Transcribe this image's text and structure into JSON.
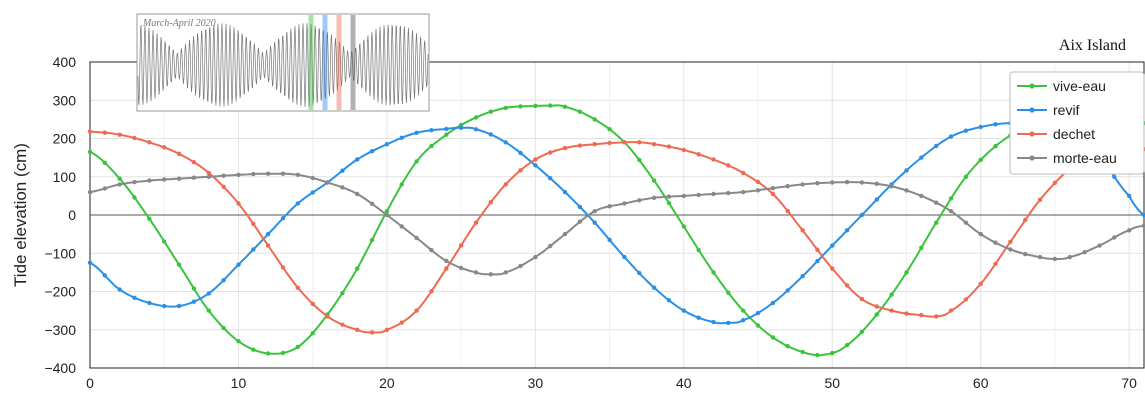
{
  "chart_data": {
    "type": "line",
    "title": "",
    "location_label": "Aix Island",
    "xlabel": "",
    "ylabel": "Tide elevation (cm)",
    "xlim": [
      0,
      71
    ],
    "ylim": [
      -400,
      400
    ],
    "xticks": [
      0,
      10,
      20,
      30,
      40,
      50,
      60,
      70
    ],
    "yticks": [
      400,
      300,
      200,
      100,
      0,
      -100,
      -200,
      -300,
      -400
    ],
    "grid": true,
    "legend_position": "top-right",
    "series": [
      {
        "name": "vive-eau",
        "color": "#3cc33c",
        "x": [
          0,
          2,
          4,
          6,
          8,
          10,
          12,
          14,
          16,
          18,
          20,
          22,
          24,
          26,
          28,
          30,
          31,
          32,
          34,
          36,
          38,
          40,
          42,
          44,
          46,
          48,
          49.5,
          51,
          53,
          55,
          57,
          59,
          61,
          63,
          65,
          67,
          69,
          71
        ],
        "y": [
          165,
          95,
          -10,
          -130,
          -250,
          -330,
          -362,
          -345,
          -260,
          -140,
          10,
          140,
          210,
          255,
          280,
          285,
          286,
          283,
          250,
          190,
          90,
          -30,
          -150,
          -250,
          -320,
          -358,
          -365,
          -340,
          -260,
          -150,
          -20,
          100,
          180,
          230,
          260,
          270,
          268,
          240
        ]
      },
      {
        "name": "revif",
        "color": "#2b8fe6",
        "x": [
          0,
          2,
          4,
          6,
          8,
          10,
          12,
          14,
          16,
          18,
          20,
          22,
          24,
          25,
          26,
          28,
          30,
          32,
          34,
          36,
          38,
          40,
          42,
          43,
          44,
          46,
          48,
          50,
          52,
          54,
          56,
          58,
          60,
          62,
          64,
          66,
          68,
          70,
          71
        ],
        "y": [
          -125,
          -195,
          -230,
          -238,
          -205,
          -130,
          -50,
          30,
          85,
          145,
          185,
          215,
          225,
          228,
          224,
          190,
          130,
          60,
          -20,
          -110,
          -190,
          -250,
          -280,
          -282,
          -275,
          -230,
          -160,
          -80,
          0,
          80,
          150,
          205,
          230,
          240,
          230,
          200,
          150,
          50,
          0
        ]
      },
      {
        "name": "dechet",
        "color": "#ee6a52",
        "x": [
          0,
          2,
          4,
          6,
          8,
          10,
          12,
          14,
          16,
          18,
          19,
          20,
          22,
          24,
          26,
          28,
          30,
          32,
          34,
          36,
          37,
          38,
          40,
          42,
          44,
          46,
          48,
          50,
          52,
          54,
          56,
          57,
          58,
          60,
          62,
          64,
          66,
          68,
          70,
          71
        ],
        "y": [
          218,
          210,
          190,
          160,
          110,
          30,
          -80,
          -190,
          -265,
          -300,
          -307,
          -300,
          -250,
          -140,
          -20,
          80,
          145,
          175,
          185,
          190,
          190,
          185,
          170,
          145,
          110,
          55,
          -40,
          -140,
          -220,
          -250,
          -262,
          -265,
          -250,
          -180,
          -70,
          40,
          120,
          165,
          172,
          172
        ]
      },
      {
        "name": "morte-eau",
        "color": "#888888",
        "x": [
          0,
          2,
          4,
          6,
          8,
          10,
          12,
          14,
          16,
          18,
          20,
          22,
          24,
          26,
          27,
          28,
          30,
          32,
          34,
          36,
          38,
          40,
          42,
          44,
          46,
          48,
          50,
          52,
          54,
          56,
          58,
          60,
          62,
          64,
          65,
          66,
          68,
          70,
          71
        ],
        "y": [
          60,
          80,
          90,
          95,
          100,
          105,
          108,
          105,
          85,
          55,
          0,
          -60,
          -120,
          -150,
          -155,
          -150,
          -110,
          -50,
          10,
          30,
          45,
          50,
          55,
          60,
          70,
          80,
          85,
          85,
          75,
          50,
          10,
          -50,
          -90,
          -110,
          -115,
          -110,
          -80,
          -40,
          -28
        ]
      }
    ],
    "inset": {
      "label": "March-April 2020",
      "markers": [
        {
          "name": "vive-eau",
          "color": "#3cc33c"
        },
        {
          "name": "revif",
          "color": "#2b8fe6"
        },
        {
          "name": "dechet",
          "color": "#ee6a52"
        },
        {
          "name": "morte-eau",
          "color": "#555555"
        }
      ]
    }
  }
}
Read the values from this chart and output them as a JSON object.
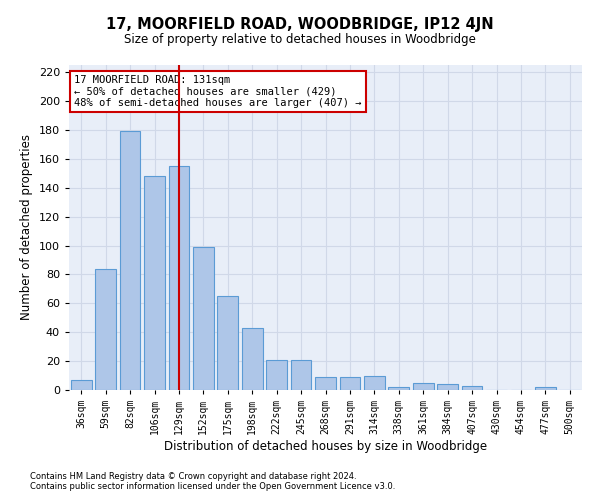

Aim of the task:
Pictures stay out; reproduce every line of the records exactly.

Response for this exercise:
Transcribe this image's text and structure into JSON.
{
  "chart_data": {
    "type": "line",
    "title": "",
    "location_label": "Aix Island",
    "xlabel": "",
    "ylabel": "Tide elevation (cm)",
    "xlim": [
      0,
      71
    ],
    "ylim": [
      -400,
      400
    ],
    "xticks": [
      0,
      10,
      20,
      30,
      40,
      50,
      60,
      70
    ],
    "yticks": [
      400,
      300,
      200,
      100,
      0,
      -100,
      -200,
      -300,
      -400
    ],
    "grid": true,
    "legend_position": "top-right",
    "series": [
      {
        "name": "vive-eau",
        "color": "#3cc33c",
        "x": [
          0,
          2,
          4,
          6,
          8,
          10,
          12,
          14,
          16,
          18,
          20,
          22,
          24,
          26,
          28,
          30,
          31,
          32,
          34,
          36,
          38,
          40,
          42,
          44,
          46,
          48,
          49.5,
          51,
          53,
          55,
          57,
          59,
          61,
          63,
          65,
          67,
          69,
          71
        ],
        "y": [
          165,
          95,
          -10,
          -130,
          -250,
          -330,
          -362,
          -345,
          -260,
          -140,
          10,
          140,
          210,
          255,
          280,
          285,
          286,
          283,
          250,
          190,
          90,
          -30,
          -150,
          -250,
          -320,
          -358,
          -365,
          -340,
          -260,
          -150,
          -20,
          100,
          180,
          230,
          260,
          270,
          268,
          240
        ]
      },
      {
        "name": "revif",
        "color": "#2b8fe6",
        "x": [
          0,
          2,
          4,
          6,
          8,
          10,
          12,
          14,
          16,
          18,
          20,
          22,
          24,
          25,
          26,
          28,
          30,
          32,
          34,
          36,
          38,
          40,
          42,
          43,
          44,
          46,
          48,
          50,
          52,
          54,
          56,
          58,
          60,
          62,
          64,
          66,
          68,
          70,
          71
        ],
        "y": [
          -125,
          -195,
          -230,
          -238,
          -205,
          -130,
          -50,
          30,
          85,
          145,
          185,
          215,
          225,
          228,
          224,
          190,
          130,
          60,
          -20,
          -110,
          -190,
          -250,
          -280,
          -282,
          -275,
          -230,
          -160,
          -80,
          0,
          80,
          150,
          205,
          230,
          240,
          230,
          200,
          150,
          50,
          0
        ]
      },
      {
        "name": "dechet",
        "color": "#ee6a52",
        "x": [
          0,
          2,
          4,
          6,
          8,
          10,
          12,
          14,
          16,
          18,
          19,
          20,
          22,
          24,
          26,
          28,
          30,
          32,
          34,
          36,
          37,
          38,
          40,
          42,
          44,
          46,
          48,
          50,
          52,
          54,
          56,
          57,
          58,
          60,
          62,
          64,
          66,
          68,
          70,
          71
        ],
        "y": [
          218,
          210,
          190,
          160,
          110,
          30,
          -80,
          -190,
          -265,
          -300,
          -307,
          -300,
          -250,
          -140,
          -20,
          80,
          145,
          175,
          185,
          190,
          190,
          185,
          170,
          145,
          110,
          55,
          -40,
          -140,
          -220,
          -250,
          -262,
          -265,
          -250,
          -180,
          -70,
          40,
          120,
          165,
          172,
          172
        ]
      },
      {
        "name": "morte-eau",
        "color": "#888888",
        "x": [
          0,
          2,
          4,
          6,
          8,
          10,
          12,
          14,
          16,
          18,
          20,
          22,
          24,
          26,
          27,
          28,
          30,
          32,
          34,
          36,
          38,
          40,
          42,
          44,
          46,
          48,
          50,
          52,
          54,
          56,
          58,
          60,
          62,
          64,
          65,
          66,
          68,
          70,
          71
        ],
        "y": [
          60,
          80,
          90,
          95,
          100,
          105,
          108,
          105,
          85,
          55,
          0,
          -60,
          -120,
          -150,
          -155,
          -150,
          -110,
          -50,
          10,
          30,
          45,
          50,
          55,
          60,
          70,
          80,
          85,
          85,
          75,
          50,
          10,
          -50,
          -90,
          -110,
          -115,
          -110,
          -80,
          -40,
          -28
        ]
      }
    ],
    "inset": {
      "label": "March-April 2020",
      "markers": [
        {
          "name": "vive-eau",
          "color": "#3cc33c"
        },
        {
          "name": "revif",
          "color": "#2b8fe6"
        },
        {
          "name": "dechet",
          "color": "#ee6a52"
        },
        {
          "name": "morte-eau",
          "color": "#555555"
        }
      ]
    }
  }
}
Read the values from this chart and output them as a JSON object.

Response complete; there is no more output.